Task directions: Copy each line of the entries that contains the word "title".

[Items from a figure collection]
════
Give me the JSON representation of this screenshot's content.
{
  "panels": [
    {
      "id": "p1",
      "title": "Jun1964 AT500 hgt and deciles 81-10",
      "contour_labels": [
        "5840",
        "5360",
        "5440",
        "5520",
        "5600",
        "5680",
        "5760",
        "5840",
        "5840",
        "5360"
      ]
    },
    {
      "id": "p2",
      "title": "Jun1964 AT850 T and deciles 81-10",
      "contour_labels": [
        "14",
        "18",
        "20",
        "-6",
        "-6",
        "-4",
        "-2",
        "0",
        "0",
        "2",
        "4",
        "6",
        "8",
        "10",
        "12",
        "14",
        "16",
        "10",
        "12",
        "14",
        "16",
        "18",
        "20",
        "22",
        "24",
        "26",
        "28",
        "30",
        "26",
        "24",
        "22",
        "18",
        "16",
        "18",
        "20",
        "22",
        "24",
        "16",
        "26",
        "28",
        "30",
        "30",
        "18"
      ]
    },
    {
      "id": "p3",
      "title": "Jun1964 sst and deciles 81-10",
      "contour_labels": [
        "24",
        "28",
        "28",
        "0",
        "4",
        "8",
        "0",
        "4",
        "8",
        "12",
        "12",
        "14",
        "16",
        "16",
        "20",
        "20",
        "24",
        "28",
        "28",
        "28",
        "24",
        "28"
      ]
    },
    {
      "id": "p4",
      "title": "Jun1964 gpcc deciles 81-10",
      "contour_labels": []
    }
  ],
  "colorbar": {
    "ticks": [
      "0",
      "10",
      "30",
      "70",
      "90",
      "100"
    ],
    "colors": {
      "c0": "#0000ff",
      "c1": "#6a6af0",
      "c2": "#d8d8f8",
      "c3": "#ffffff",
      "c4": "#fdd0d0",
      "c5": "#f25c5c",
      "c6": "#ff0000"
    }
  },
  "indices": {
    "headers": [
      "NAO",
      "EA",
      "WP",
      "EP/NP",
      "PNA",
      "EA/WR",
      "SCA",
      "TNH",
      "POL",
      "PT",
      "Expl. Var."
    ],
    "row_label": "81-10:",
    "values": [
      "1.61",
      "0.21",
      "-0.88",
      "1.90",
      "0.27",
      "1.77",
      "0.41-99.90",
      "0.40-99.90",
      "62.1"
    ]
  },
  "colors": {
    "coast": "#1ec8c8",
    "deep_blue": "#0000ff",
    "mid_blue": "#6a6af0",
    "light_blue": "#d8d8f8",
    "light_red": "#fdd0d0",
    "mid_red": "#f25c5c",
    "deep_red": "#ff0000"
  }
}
════
Answer below:
      "title": "Jun1964 AT500 hgt and deciles 81-10",
      "title": "Jun1964 AT850 T and deciles 81-10",
      "title": "Jun1964 sst and deciles 81-10",
      "title": "Jun1964 gpcc deciles 81-10",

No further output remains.